#### MATERIAL TO PROCESS

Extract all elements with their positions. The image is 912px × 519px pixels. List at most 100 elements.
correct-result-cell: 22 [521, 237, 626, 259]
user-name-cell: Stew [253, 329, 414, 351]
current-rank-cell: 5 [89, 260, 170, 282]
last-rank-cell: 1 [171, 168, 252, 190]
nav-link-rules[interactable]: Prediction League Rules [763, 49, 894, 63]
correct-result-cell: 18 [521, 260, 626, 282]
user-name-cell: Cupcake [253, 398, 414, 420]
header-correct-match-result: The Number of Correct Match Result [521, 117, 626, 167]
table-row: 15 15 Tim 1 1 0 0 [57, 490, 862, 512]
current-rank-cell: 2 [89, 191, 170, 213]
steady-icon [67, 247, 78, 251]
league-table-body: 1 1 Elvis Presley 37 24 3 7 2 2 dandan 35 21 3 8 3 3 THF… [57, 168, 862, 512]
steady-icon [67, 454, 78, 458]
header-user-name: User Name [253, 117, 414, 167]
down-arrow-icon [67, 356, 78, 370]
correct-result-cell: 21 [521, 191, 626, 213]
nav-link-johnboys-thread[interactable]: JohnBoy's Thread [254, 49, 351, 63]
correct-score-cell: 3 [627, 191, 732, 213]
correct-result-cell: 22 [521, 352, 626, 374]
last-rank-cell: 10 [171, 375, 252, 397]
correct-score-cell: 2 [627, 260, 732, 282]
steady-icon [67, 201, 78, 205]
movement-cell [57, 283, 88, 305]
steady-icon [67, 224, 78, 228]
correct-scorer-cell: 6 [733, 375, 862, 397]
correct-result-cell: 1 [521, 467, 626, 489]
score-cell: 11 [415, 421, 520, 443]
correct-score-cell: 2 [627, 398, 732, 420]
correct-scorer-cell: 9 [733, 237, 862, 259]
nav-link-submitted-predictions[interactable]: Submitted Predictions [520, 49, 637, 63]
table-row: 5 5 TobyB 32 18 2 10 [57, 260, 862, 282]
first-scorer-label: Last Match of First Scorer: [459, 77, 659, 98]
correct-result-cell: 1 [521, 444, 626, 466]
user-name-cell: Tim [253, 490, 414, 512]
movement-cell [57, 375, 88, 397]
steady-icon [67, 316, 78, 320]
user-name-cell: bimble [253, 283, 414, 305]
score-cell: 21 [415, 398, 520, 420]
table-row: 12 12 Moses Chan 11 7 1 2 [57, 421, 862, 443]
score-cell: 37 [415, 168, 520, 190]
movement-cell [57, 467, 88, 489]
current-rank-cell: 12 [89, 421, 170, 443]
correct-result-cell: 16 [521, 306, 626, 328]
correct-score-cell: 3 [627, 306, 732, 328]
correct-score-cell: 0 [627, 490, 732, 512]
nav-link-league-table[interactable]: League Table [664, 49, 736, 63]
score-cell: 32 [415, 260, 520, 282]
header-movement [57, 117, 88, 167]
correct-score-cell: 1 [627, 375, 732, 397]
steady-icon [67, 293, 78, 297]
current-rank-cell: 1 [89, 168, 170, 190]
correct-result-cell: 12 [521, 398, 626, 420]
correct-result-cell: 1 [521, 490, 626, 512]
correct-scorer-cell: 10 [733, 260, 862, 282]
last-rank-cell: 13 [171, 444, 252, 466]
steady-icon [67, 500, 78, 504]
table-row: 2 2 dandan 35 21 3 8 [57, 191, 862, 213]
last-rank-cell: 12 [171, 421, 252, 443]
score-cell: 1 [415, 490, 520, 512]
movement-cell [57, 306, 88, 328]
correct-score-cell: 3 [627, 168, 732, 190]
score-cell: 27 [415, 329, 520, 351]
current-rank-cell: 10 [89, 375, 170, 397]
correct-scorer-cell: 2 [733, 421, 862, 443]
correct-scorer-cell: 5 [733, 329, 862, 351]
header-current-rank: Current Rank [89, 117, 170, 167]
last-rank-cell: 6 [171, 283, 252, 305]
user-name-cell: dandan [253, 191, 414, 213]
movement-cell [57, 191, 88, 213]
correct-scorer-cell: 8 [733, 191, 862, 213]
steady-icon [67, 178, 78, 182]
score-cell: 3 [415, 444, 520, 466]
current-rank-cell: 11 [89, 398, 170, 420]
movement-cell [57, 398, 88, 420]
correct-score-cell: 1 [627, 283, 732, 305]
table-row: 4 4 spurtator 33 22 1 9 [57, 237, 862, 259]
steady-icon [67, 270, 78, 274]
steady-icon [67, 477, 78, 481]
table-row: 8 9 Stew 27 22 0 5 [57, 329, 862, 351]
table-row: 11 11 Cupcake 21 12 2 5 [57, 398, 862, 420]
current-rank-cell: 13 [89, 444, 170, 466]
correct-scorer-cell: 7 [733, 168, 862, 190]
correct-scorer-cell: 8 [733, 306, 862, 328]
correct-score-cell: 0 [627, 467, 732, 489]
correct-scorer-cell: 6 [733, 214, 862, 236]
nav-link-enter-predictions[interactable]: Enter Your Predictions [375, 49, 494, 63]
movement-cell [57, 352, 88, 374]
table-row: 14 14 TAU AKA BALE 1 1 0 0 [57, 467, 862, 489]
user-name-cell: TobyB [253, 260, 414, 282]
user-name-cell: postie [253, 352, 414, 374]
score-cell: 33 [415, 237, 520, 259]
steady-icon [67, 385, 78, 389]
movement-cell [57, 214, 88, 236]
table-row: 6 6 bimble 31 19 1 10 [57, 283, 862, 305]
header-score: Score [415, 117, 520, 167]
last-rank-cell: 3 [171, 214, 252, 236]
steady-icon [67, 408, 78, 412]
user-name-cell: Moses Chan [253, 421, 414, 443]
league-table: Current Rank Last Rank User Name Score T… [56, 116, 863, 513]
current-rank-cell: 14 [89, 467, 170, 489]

########

WRITTEN PROBLEM:
Copy the listing word for word from its first line through the line containing "down-arrow-icon [67, 356, 78, 370]", both ends included.

REPLY:
Extract all elements with their positions. The image is 912px × 519px pixels. List at most 100 elements.
correct-result-cell: 22 [521, 237, 626, 259]
user-name-cell: Stew [253, 329, 414, 351]
current-rank-cell: 5 [89, 260, 170, 282]
last-rank-cell: 1 [171, 168, 252, 190]
nav-link-rules[interactable]: Prediction League Rules [763, 49, 894, 63]
correct-result-cell: 18 [521, 260, 626, 282]
user-name-cell: Cupcake [253, 398, 414, 420]
header-correct-match-result: The Number of Correct Match Result [521, 117, 626, 167]
table-row: 15 15 Tim 1 1 0 0 [57, 490, 862, 512]
current-rank-cell: 2 [89, 191, 170, 213]
steady-icon [67, 247, 78, 251]
league-table-body: 1 1 Elvis Presley 37 24 3 7 2 2 dandan 35 21 3 8 3 3 THF… [57, 168, 862, 512]
steady-icon [67, 454, 78, 458]
header-user-name: User Name [253, 117, 414, 167]
down-arrow-icon [67, 356, 78, 370]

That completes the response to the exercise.